Instructions for the task:
Your task is to quote the material that follows, in full and exactly.

+++ Supplied material

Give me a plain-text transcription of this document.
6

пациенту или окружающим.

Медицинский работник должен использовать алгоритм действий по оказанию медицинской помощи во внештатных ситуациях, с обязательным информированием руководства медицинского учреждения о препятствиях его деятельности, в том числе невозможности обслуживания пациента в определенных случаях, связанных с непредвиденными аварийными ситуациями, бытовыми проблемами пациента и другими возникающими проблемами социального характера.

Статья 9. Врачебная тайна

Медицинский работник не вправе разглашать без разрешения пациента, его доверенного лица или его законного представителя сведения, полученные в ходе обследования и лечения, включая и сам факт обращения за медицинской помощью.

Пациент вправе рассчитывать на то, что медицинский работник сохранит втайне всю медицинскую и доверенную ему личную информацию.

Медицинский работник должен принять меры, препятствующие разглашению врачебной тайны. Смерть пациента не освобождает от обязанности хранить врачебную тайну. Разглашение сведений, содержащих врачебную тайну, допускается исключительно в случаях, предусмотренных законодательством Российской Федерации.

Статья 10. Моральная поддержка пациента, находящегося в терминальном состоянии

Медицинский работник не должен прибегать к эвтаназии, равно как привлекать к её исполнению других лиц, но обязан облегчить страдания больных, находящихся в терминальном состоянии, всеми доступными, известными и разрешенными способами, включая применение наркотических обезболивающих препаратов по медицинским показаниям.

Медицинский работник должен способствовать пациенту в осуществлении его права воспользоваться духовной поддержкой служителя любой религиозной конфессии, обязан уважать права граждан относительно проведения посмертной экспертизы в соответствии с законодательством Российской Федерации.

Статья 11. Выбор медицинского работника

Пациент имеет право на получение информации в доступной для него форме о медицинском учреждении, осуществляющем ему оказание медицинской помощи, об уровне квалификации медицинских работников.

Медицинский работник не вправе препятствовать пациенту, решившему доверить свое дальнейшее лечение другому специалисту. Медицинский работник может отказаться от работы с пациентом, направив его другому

++++++

Solution:
Give me a plain-text transcription of this document.
6

пациенту или окружающим.

Медицинский работник должен использовать алгоритм действий по оказанию медицинской помощи во внештатных ситуациях, с обязательным информированием руководства медицинского учреждения о препятствиях его деятельности, в том числе невозможности обслуживания пациента в определенных случаях, связанных с непредвиденными аварийными ситуациями, бытовыми проблемами пациента и другими возникающими проблемами социального характера.

Статья 9. Врачебная тайна

Медицинский работник не вправе разглашать без разрешения пациента, его доверенного лица или его законного представителя сведения, полученные в ходе обследования и лечения, включая и сам факт обращения за медицинской помощью.

Пациент вправе рассчитывать на то, что медицинский работник сохранит втайне всю медицинскую и доверенную ему личную информацию.

Медицинский работник должен принять меры, препятствующие разглашению врачебной тайны. Смерть пациента не освобождает от обязанности хранить врачебную тайну. Разглашение сведений, содержащих врачебную тайну, допускается исключительно в случаях, предусмотренных законодательством Российской Федерации.

Статья 10. Моральная поддержка пациента, находящегося в терминальном состоянии

Медицинский работник не должен прибегать к эвтаназии, равно как привлекать к её исполнению других лиц, но обязан облегчить страдания больных, находящихся в терминальном состоянии, всеми доступными, известными и разрешенными способами, включая применение наркотических обезболивающих препаратов по медицинским показаниям.

Медицинский работник должен способствовать пациенту в осуществлении его права воспользоваться духовной поддержкой служителя любой религиозной конфессии, обязан уважать права граждан относительно проведения посмертной экспертизы в соответствии с законодательством Российской Федерации.

Статья 11. Выбор медицинского работника

Пациент имеет право на получение информации в доступной для него форме о медицинском учреждении, осуществляющем ему оказание медицинской помощи, об уровне квалификации медицинских работников.

Медицинский работник не вправе препятствовать пациенту, решившему доверить свое дальнейшее лечение другому специалисту. Медицинский работник может отказаться от работы с пациентом, направив его другому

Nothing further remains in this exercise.